## Exercise
Your task is to gather the lines below that hold the string "przycisku".
─── Data for the task ───
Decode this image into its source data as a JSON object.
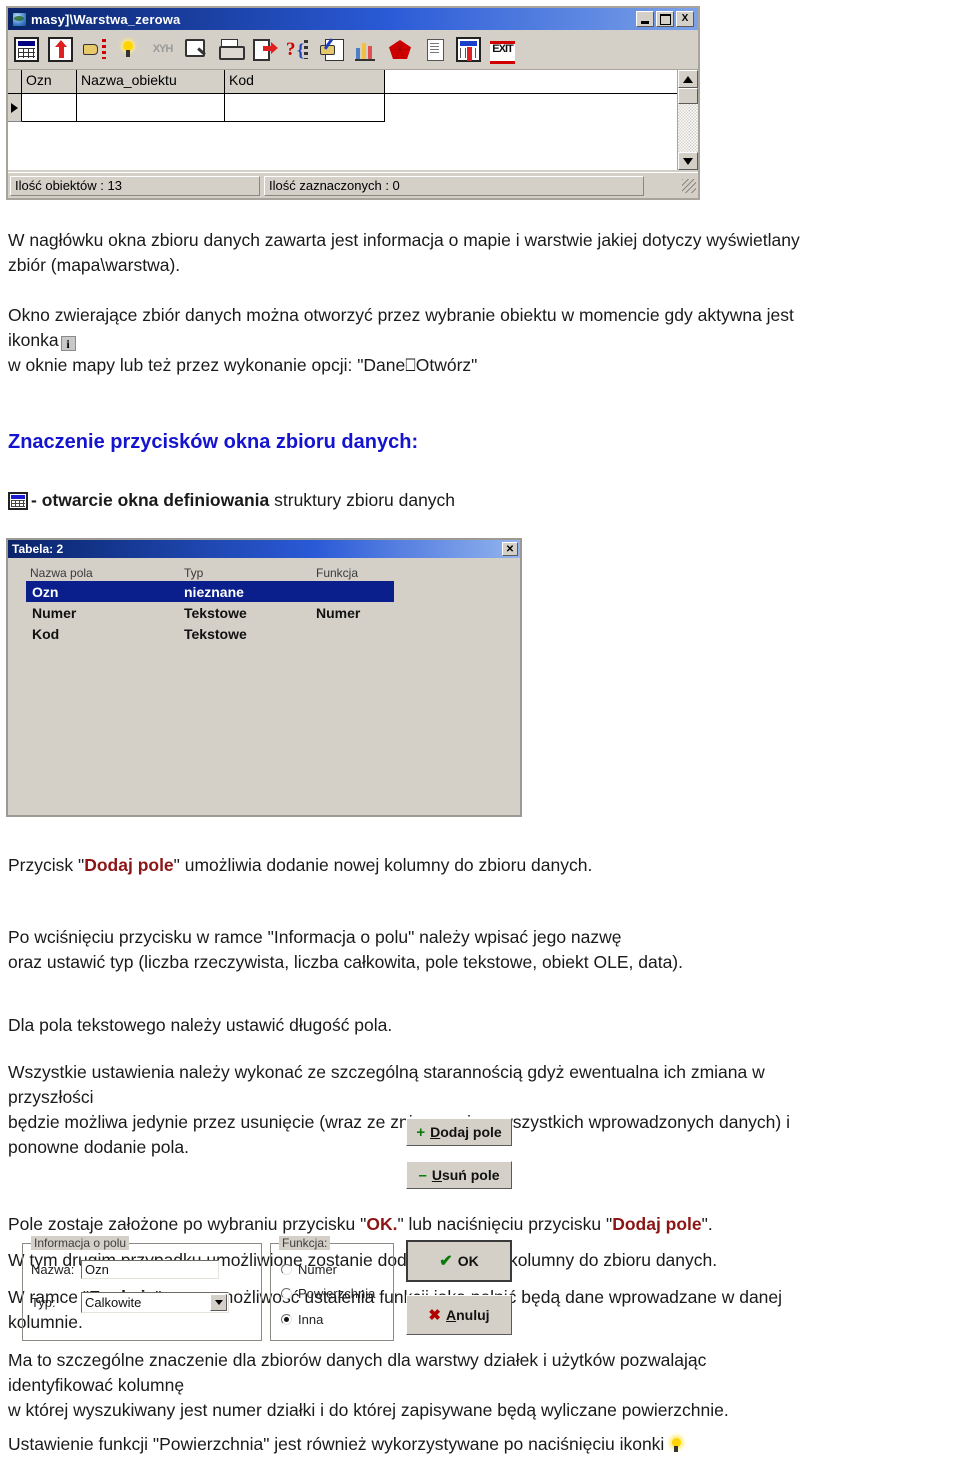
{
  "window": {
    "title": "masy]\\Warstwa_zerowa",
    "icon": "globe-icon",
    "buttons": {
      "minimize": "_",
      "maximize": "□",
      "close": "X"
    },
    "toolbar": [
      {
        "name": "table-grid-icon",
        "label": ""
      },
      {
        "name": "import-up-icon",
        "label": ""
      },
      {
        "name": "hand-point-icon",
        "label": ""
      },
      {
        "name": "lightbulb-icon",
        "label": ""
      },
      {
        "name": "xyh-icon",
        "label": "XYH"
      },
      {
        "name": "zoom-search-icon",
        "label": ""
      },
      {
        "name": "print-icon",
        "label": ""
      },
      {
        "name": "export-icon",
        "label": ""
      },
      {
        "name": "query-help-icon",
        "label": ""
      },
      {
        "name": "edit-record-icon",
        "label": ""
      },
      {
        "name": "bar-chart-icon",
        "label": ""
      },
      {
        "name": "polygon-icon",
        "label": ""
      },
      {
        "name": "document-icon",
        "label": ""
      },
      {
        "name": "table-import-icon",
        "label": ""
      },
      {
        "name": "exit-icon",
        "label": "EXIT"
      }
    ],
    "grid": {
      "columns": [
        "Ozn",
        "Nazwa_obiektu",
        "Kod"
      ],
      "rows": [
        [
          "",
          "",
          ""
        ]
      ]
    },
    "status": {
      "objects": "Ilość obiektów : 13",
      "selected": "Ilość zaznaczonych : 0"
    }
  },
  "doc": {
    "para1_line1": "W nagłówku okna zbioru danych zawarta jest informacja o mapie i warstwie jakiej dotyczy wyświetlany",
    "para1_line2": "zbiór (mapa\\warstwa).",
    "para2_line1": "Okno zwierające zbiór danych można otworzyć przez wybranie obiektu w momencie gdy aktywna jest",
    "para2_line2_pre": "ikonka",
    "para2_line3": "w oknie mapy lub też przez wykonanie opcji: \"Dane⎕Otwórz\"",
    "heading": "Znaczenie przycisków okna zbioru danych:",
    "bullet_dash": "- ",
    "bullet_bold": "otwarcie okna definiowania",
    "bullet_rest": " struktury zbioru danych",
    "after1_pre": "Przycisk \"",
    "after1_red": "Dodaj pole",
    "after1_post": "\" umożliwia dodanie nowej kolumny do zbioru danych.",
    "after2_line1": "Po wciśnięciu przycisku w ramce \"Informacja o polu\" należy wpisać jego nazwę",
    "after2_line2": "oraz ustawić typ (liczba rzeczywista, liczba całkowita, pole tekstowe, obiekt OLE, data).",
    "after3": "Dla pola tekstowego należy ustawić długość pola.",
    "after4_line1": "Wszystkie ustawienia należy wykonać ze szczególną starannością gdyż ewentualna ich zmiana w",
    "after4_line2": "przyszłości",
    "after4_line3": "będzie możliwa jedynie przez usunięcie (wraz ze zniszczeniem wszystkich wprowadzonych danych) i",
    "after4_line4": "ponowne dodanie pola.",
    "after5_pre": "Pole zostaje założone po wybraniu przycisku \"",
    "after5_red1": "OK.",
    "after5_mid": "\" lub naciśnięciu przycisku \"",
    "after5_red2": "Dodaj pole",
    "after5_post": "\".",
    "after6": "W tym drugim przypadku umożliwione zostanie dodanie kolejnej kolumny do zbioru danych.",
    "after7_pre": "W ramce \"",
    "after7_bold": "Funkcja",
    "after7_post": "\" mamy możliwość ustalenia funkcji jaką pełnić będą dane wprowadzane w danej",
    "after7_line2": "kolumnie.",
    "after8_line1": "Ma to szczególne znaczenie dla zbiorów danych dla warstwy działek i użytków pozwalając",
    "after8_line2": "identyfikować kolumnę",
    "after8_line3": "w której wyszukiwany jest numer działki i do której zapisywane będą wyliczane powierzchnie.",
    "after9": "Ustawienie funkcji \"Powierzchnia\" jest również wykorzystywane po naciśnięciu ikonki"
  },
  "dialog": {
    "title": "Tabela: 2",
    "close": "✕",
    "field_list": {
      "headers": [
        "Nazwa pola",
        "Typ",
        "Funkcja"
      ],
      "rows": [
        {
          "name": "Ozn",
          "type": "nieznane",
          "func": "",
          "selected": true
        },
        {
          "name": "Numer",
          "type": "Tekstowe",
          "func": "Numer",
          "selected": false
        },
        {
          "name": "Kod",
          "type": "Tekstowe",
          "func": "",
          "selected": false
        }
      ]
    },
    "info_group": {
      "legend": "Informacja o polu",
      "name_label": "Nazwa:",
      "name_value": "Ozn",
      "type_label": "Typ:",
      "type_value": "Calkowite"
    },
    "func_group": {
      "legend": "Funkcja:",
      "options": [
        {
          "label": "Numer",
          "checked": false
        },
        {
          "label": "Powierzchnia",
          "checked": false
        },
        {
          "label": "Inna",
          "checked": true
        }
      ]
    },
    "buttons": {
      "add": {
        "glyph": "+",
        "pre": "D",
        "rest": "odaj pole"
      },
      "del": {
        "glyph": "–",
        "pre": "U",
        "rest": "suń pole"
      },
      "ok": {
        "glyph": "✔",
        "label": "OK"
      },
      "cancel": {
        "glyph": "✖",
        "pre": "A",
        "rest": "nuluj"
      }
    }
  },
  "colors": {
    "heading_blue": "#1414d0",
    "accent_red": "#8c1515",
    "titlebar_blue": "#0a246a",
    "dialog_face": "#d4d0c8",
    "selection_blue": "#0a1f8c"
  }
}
───
## Task answer
    "after2_line1": "Po wciśnięciu przycisku w ramce \"Informacja o polu\" należy wpisać jego nazwę",
    "after5_pre": "Pole zostaje założone po wybraniu przycisku \"",
    "after5_mid": "\" lub naciśnięciu przycisku \"",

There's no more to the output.